#### [STATED EXERCISE]
In the copy, include every entry exactly but none of the images.

#### [LISTED RECORDS]
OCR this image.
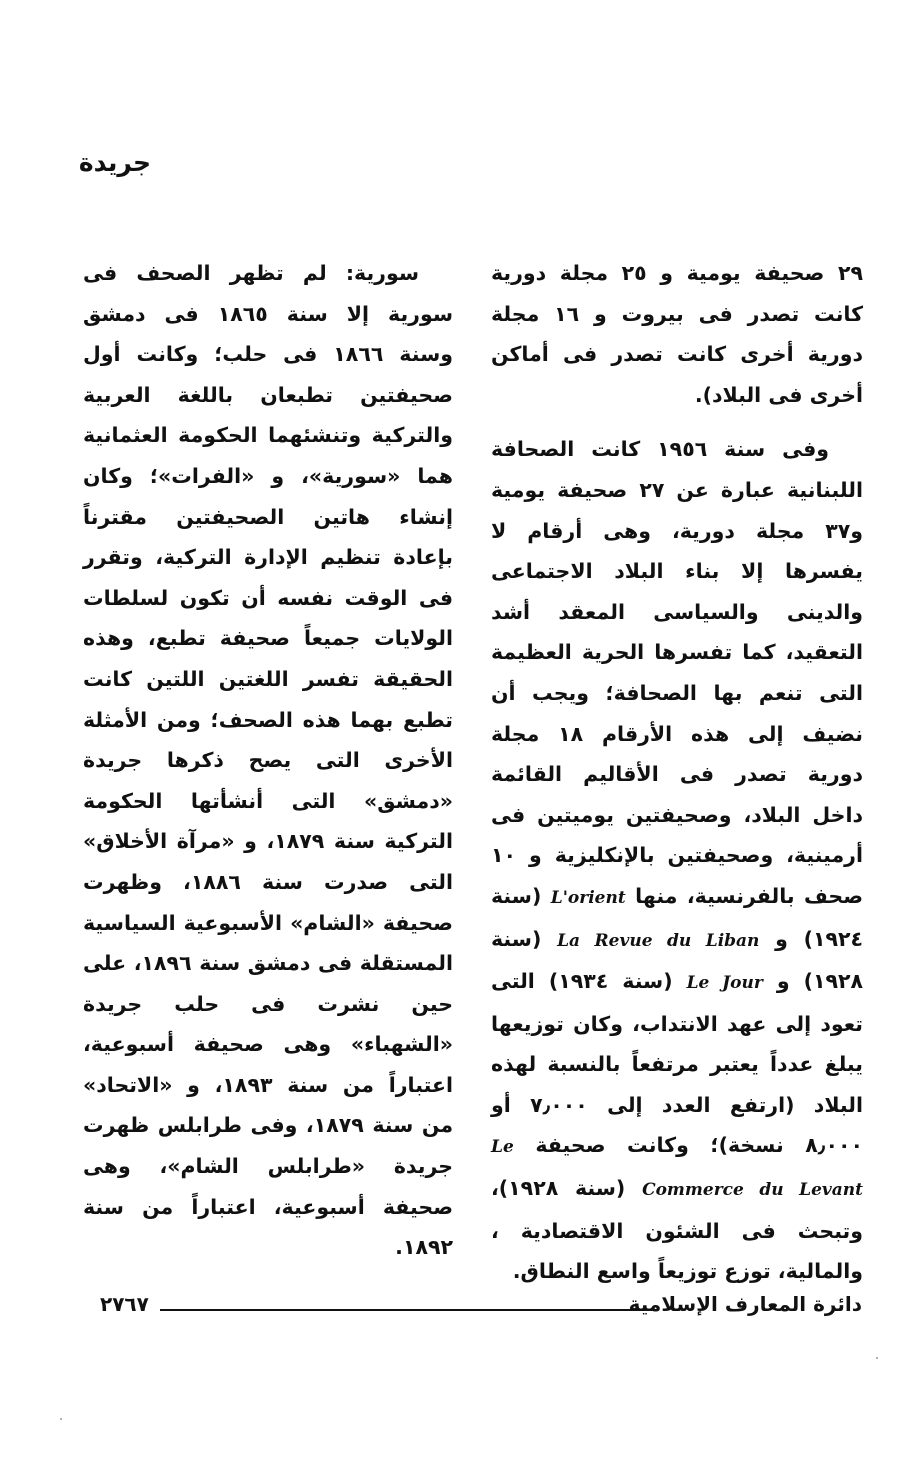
جريدة

٢٩ صحيفة يومية و ٢٥ مجلة دورية كانت تصدر فى بيروت و ١٦ مجلة دورية أخرى كانت تصدر فى أماكن أخرى فى البلاد).

وفى سنة ١٩٥٦ كانت الصحافة اللبنانية عبارة عن ٢٧ صحيفة يومية و٣٧ مجلة دورية، وهى أرقام لا يفسرها إلا بناء البلاد الاجتماعى والدينى والسياسى المعقد أشد التعقيد، كما تفسرها الحرية العظيمة التى تنعم بها الصحافة؛ ويجب أن نضيف إلى هذه الأرقام ١٨ مجلة دورية تصدر فى الأقاليم القائمة داخل البلاد، وصحيفتين يوميتين فى أرمينية، وصحيفتين بالإنكليزية و ١٠ صحف بالفرنسية، منها L'orient (سنة ١٩٢٤) و La Revue du Liban (سنة ١٩٢٨) و Le Jour (سنة ١٩٣٤) التى تعود إلى عهد الانتداب، وكان توزيعها يبلغ عدداً يعتبر مرتفعاً بالنسبة لهذه البلاد (ارتفع العدد إلى ٧٫٠٠٠ أو ٨٫٠٠٠ نسخة)؛ وكانت صحيفة Le Commerce du Levant (سنة ١٩٢٨)، وتبحث فى الشئون الاقتصادية ، والمالية، توزع توزيعاً واسع النطاق.

سورية: لم تظهر الصحف فى سورية إلا سنة ١٨٦٥ فى دمشق وسنة ١٨٦٦ فى حلب؛ وكانت أول صحيفتين تطبعان باللغة العربية والتركية وتنشئهما الحكومة العثمانية هما «سورية»، و «الفرات»؛ وكان إنشاء هاتين الصحيفتين مقترناً بإعادة تنظيم الإدارة التركية، وتقرر فى الوقت نفسه أن تكون لسلطات الولايات جميعاً صحيفة تطبع، وهذه الحقيقة تفسر اللغتين اللتين كانت تطبع بهما هذه الصحف؛ ومن الأمثلة الأخرى التى يصح ذكرها جريدة «دمشق» التى أنشأتها الحكومة التركية سنة ١٨٧٩، و «مرآة الأخلاق» التى صدرت سنة ١٨٨٦، وظهرت صحيفة «الشام» الأسبوعية السياسية المستقلة فى دمشق سنة ١٨٩٦، على حين نشرت فى حلب جريدة «الشهباء» وهى صحيفة أسبوعية، اعتباراً من سنة ١٨٩٣، و «الاتحاد» من سنة ١٨٧٩، وفى طرابلس ظهرت جريدة «طرابلس الشام»، وهى صحيفة أسبوعية، اعتباراً من سنة ١٨٩٢.

دائرة المعارف الإسلامية
٢٧٦٧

#### [SOLVED PROBLEM]
OCR this image.
جريدة

٢٩ صحيفة يومية و ٢٥ مجلة دورية كانت تصدر فى بيروت و ١٦ مجلة دورية أخرى كانت تصدر فى أماكن أخرى فى البلاد).

وفى سنة ١٩٥٦ كانت الصحافة اللبنانية عبارة عن ٢٧ صحيفة يومية و٣٧ مجلة دورية، وهى أرقام لا يفسرها إلا بناء البلاد الاجتماعى والدينى والسياسى المعقد أشد التعقيد، كما تفسرها الحرية العظيمة التى تنعم بها الصحافة؛ ويجب أن نضيف إلى هذه الأرقام ١٨ مجلة دورية تصدر فى الأقاليم القائمة داخل البلاد، وصحيفتين يوميتين فى أرمينية، وصحيفتين بالإنكليزية و ١٠ صحف بالفرنسية، منها L'orient (سنة ١٩٢٤) و La Revue du Liban (سنة ١٩٢٨) و Le Jour (سنة ١٩٣٤) التى تعود إلى عهد الانتداب، وكان توزيعها يبلغ عدداً يعتبر مرتفعاً بالنسبة لهذه البلاد (ارتفع العدد إلى ٧٫٠٠٠ أو ٨٫٠٠٠ نسخة)؛ وكانت صحيفة Le Commerce du Levant (سنة ١٩٢٨)، وتبحث فى الشئون الاقتصادية ، والمالية، توزع توزيعاً واسع النطاق.

سورية: لم تظهر الصحف فى سورية إلا سنة ١٨٦٥ فى دمشق وسنة ١٨٦٦ فى حلب؛ وكانت أول صحيفتين تطبعان باللغة العربية والتركية وتنشئهما الحكومة العثمانية هما «سورية»، و «الفرات»؛ وكان إنشاء هاتين الصحيفتين مقترناً بإعادة تنظيم الإدارة التركية، وتقرر فى الوقت نفسه أن تكون لسلطات الولايات جميعاً صحيفة تطبع، وهذه الحقيقة تفسر اللغتين اللتين كانت تطبع بهما هذه الصحف؛ ومن الأمثلة الأخرى التى يصح ذكرها جريدة «دمشق» التى أنشأتها الحكومة التركية سنة ١٨٧٩، و «مرآة الأخلاق» التى صدرت سنة ١٨٨٦، وظهرت صحيفة «الشام» الأسبوعية السياسية المستقلة فى دمشق سنة ١٨٩٦، على حين نشرت فى حلب جريدة «الشهباء» وهى صحيفة أسبوعية، اعتباراً من سنة ١٨٩٣، و «الاتحاد» من سنة ١٨٧٩، وفى طرابلس ظهرت جريدة «طرابلس الشام»، وهى صحيفة أسبوعية، اعتباراً من سنة ١٨٩٢.

دائرة المعارف الإسلامية
٢٧٦٧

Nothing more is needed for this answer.